> [Record extracts]:
——
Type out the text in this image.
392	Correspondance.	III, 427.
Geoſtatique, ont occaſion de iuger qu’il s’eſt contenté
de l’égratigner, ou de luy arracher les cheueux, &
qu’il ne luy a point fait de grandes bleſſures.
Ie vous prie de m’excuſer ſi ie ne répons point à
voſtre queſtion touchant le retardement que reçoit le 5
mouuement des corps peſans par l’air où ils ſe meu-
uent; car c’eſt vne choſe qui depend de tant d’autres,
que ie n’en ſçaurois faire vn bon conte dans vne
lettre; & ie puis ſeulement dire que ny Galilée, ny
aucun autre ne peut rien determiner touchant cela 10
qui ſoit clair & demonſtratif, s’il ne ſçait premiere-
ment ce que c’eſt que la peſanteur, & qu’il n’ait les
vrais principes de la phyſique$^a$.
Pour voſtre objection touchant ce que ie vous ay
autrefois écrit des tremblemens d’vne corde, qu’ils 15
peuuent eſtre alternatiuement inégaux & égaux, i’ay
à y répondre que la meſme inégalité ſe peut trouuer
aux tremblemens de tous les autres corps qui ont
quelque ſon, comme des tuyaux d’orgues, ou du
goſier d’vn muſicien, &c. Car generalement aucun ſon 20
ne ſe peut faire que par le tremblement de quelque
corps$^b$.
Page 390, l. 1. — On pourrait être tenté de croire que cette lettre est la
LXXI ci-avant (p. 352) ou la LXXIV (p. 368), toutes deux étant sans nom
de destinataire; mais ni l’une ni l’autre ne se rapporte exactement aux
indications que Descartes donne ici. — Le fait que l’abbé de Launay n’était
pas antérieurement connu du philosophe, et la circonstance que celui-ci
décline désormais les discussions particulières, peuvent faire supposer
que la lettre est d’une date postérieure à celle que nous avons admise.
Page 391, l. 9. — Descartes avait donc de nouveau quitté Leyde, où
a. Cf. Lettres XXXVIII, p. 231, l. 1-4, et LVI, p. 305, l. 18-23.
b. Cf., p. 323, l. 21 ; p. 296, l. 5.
——
> [Task details]:
Copy all the lines, exactly.

> [Worked answer]:
Type out the text in this image.
392	Correspondance.	III, 427.
Geoſtatique, ont occaſion de iuger qu’il s’eſt contenté
de l’égratigner, ou de luy arracher les cheueux, &
qu’il ne luy a point fait de grandes bleſſures.
Ie vous prie de m’excuſer ſi ie ne répons point à
voſtre queſtion touchant le retardement que reçoit le 5
mouuement des corps peſans par l’air où ils ſe meu-
uent; car c’eſt vne choſe qui depend de tant d’autres,
que ie n’en ſçaurois faire vn bon conte dans vne
lettre; & ie puis ſeulement dire que ny Galilée, ny
aucun autre ne peut rien determiner touchant cela 10
qui ſoit clair & demonſtratif, s’il ne ſçait premiere-
ment ce que c’eſt que la peſanteur, & qu’il n’ait les
vrais principes de la phyſique$^a$.
Pour voſtre objection touchant ce que ie vous ay
autrefois écrit des tremblemens d’vne corde, qu’ils 15
peuuent eſtre alternatiuement inégaux & égaux, i’ay
à y répondre que la meſme inégalité ſe peut trouuer
aux tremblemens de tous les autres corps qui ont
quelque ſon, comme des tuyaux d’orgues, ou du
goſier d’vn muſicien, &c. Car generalement aucun ſon 20
ne ſe peut faire que par le tremblement de quelque
corps$^b$.
Page 390, l. 1. — On pourrait être tenté de croire que cette lettre est la
LXXI ci-avant (p. 352) ou la LXXIV (p. 368), toutes deux étant sans nom
de destinataire; mais ni l’une ni l’autre ne se rapporte exactement aux
indications que Descartes donne ici. — Le fait que l’abbé de Launay n’était
pas antérieurement connu du philosophe, et la circonstance que celui-ci
décline désormais les discussions particulières, peuvent faire supposer
que la lettre est d’une date postérieure à celle que nous avons admise.
Page 391, l. 9. — Descartes avait donc de nouveau quitté Leyde, où
a. Cf. Lettres XXXVIII, p. 231, l. 1-4, et LVI, p. 305, l. 18-23.
b. Cf., p. 323, l. 21 ; p. 296, l. 5.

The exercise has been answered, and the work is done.